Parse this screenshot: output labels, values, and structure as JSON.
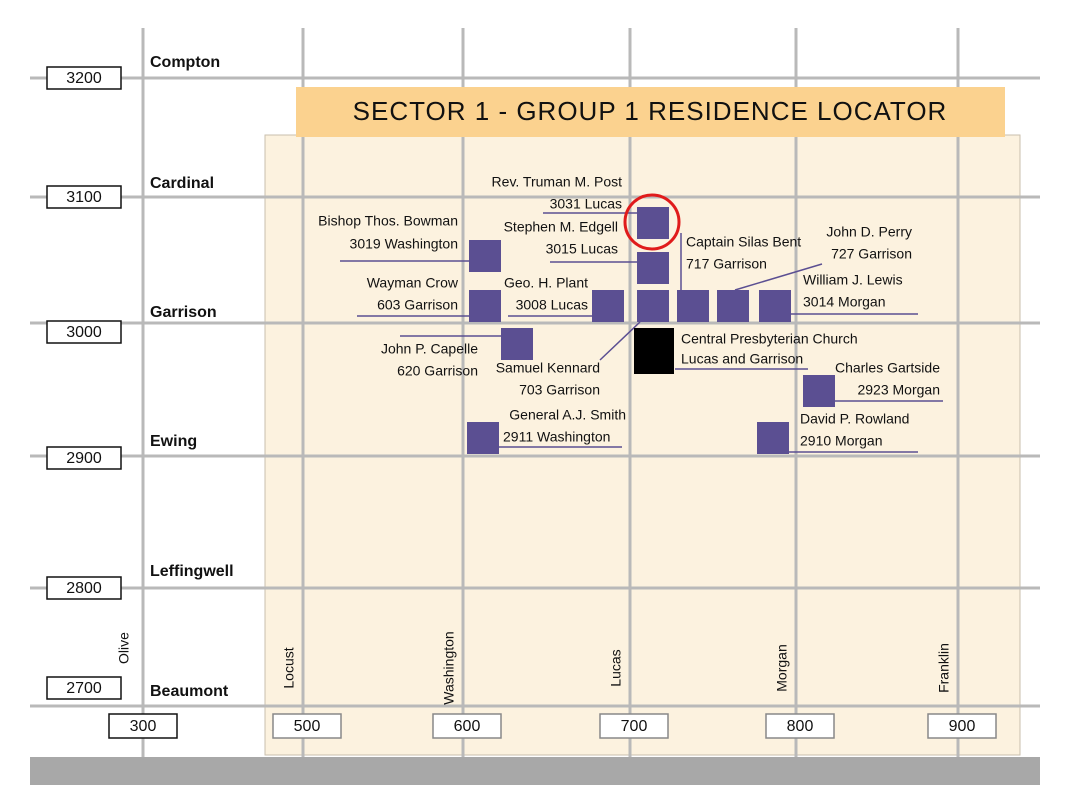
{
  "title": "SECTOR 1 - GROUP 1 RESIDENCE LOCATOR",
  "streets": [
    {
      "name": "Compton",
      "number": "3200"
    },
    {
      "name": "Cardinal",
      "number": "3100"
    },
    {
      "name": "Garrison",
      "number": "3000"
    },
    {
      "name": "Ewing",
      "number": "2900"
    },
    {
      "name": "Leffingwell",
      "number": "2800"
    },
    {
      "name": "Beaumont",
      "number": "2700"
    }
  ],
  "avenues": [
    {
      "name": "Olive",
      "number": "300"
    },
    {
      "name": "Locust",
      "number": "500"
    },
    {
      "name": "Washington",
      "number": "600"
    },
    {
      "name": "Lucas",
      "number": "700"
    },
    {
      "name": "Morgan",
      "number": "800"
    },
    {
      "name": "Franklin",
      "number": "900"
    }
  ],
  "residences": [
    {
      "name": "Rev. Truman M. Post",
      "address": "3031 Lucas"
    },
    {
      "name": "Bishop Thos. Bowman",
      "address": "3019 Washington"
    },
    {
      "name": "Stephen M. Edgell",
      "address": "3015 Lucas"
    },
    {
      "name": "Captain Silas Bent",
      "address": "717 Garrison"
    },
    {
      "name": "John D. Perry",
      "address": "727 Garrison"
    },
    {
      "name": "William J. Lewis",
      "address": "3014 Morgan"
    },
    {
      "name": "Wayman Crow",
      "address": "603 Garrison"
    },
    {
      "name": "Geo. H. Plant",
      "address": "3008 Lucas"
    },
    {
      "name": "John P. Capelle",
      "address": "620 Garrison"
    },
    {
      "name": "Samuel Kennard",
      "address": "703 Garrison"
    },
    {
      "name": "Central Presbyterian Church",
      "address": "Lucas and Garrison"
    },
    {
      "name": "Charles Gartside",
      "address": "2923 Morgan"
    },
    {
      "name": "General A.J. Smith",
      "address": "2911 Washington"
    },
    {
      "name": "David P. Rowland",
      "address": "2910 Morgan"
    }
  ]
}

# What you will do
Print the complete listing exactly as it stands, without its pictures.

# Answer to the problem
Parse this screenshot: output labels, values, and structure as JSON.
{
  "title": "SECTOR 1 - GROUP 1 RESIDENCE LOCATOR",
  "streets": [
    {
      "name": "Compton",
      "number": "3200"
    },
    {
      "name": "Cardinal",
      "number": "3100"
    },
    {
      "name": "Garrison",
      "number": "3000"
    },
    {
      "name": "Ewing",
      "number": "2900"
    },
    {
      "name": "Leffingwell",
      "number": "2800"
    },
    {
      "name": "Beaumont",
      "number": "2700"
    }
  ],
  "avenues": [
    {
      "name": "Olive",
      "number": "300"
    },
    {
      "name": "Locust",
      "number": "500"
    },
    {
      "name": "Washington",
      "number": "600"
    },
    {
      "name": "Lucas",
      "number": "700"
    },
    {
      "name": "Morgan",
      "number": "800"
    },
    {
      "name": "Franklin",
      "number": "900"
    }
  ],
  "residences": [
    {
      "name": "Rev. Truman M. Post",
      "address": "3031 Lucas"
    },
    {
      "name": "Bishop Thos. Bowman",
      "address": "3019 Washington"
    },
    {
      "name": "Stephen M. Edgell",
      "address": "3015 Lucas"
    },
    {
      "name": "Captain Silas Bent",
      "address": "717 Garrison"
    },
    {
      "name": "John D. Perry",
      "address": "727 Garrison"
    },
    {
      "name": "William J. Lewis",
      "address": "3014 Morgan"
    },
    {
      "name": "Wayman Crow",
      "address": "603 Garrison"
    },
    {
      "name": "Geo. H. Plant",
      "address": "3008 Lucas"
    },
    {
      "name": "John P. Capelle",
      "address": "620 Garrison"
    },
    {
      "name": "Samuel Kennard",
      "address": "703 Garrison"
    },
    {
      "name": "Central Presbyterian Church",
      "address": "Lucas and Garrison"
    },
    {
      "name": "Charles Gartside",
      "address": "2923 Morgan"
    },
    {
      "name": "General A.J. Smith",
      "address": "2911 Washington"
    },
    {
      "name": "David P. Rowland",
      "address": "2910 Morgan"
    }
  ]
}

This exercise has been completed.